**To be done:**
A - In the Sweet Valley excerpt, which book was the writer's favorite as a kid?
B - From the Sweet Valley excerpt, list every dramatic event named in the sentence that begins "The books are full of plane crashes."

**Source excerpt:**
----------

The books are about evenly split between You Will Never Hear Of This Character Again and the recurring cast. There’s a certain amount of continuity from book to book, with a couple of tragic relationships, a couple of dramatic ones, and some ongoing friendships. My favourite as a kid was Sweet Valley High #28, Alone in the Crowd. It was about Lynne Henry, whom I’m pretty sure was only ever in that book except as a background character, who was a talented-but-shy musician. On the other hand, it was easy to recognize when Lila Fowler was on a cover.
I haven’t spent new-book money on Sweet Valley since the ‘90s. I did read Sweet Valley Confidential when it came out, along with about eight million other Gen-X women, but I got it from the library. I’ll say that it’s clear that Pascal wasn’t as obsessive about the world she’d created as a lot of the rest of us, and it also seemed likely to me that she wanted a lot more drama than I think most of us were interested in. It’s not that those books were always low stakes. My Gods they were not. The books are full of plane crashes and kidnappings and cults, terminal illness and car accidents and Elizabeth even went on trial for manslaughter in a series I clearly missed. I even remember one of the summer vacation books that involved a guy whose father was in witness protection.
Yeah. Those books were a lot, and I think Sweet Valley Confidential was leaning into that. However, in the end, we knew it was going to be okay, for the Wakefields if no one else. There’s a comfort aspect to the books, which I think Pascal missed on. It doesn’t matter if there’s an entire series that exists in its form because an earthquake destroys a school. It’s unreal and silly. Having lasting consequences that keep the sisters from being friends for ten years feels wrong.
Oh, there’s also a TV show, but I never watched it and don’t have as much to say about it. The one thing that will utterly fail to surprise anyone who is familiar with that era is that Brittany and Cynthia Daniel, who played the Wakefields, were also Doublemint Twins at one point. Because, if you’re Of A Certain Age and aren’t familiar with Elizabeth and Jessica and what they looked like, they were Doublemint Twins. With matching gold lavalier necklaces.

----------

**Recorded information:**
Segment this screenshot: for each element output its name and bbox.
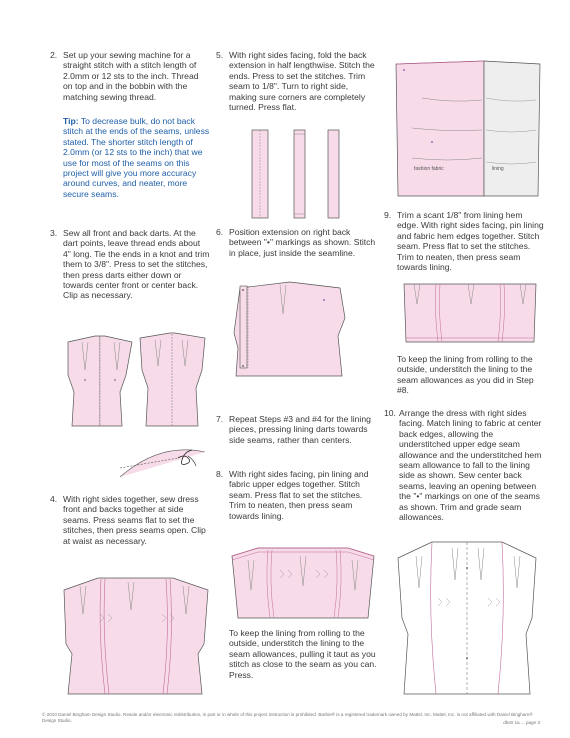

----------

**Exercise responses:**
A - Sweet Valley High #28, Alone in the Crowd.

B - Plane crashes, kidnappings, cults, terminal illness, car accidents, and Elizabeth going on trial for manslaughter.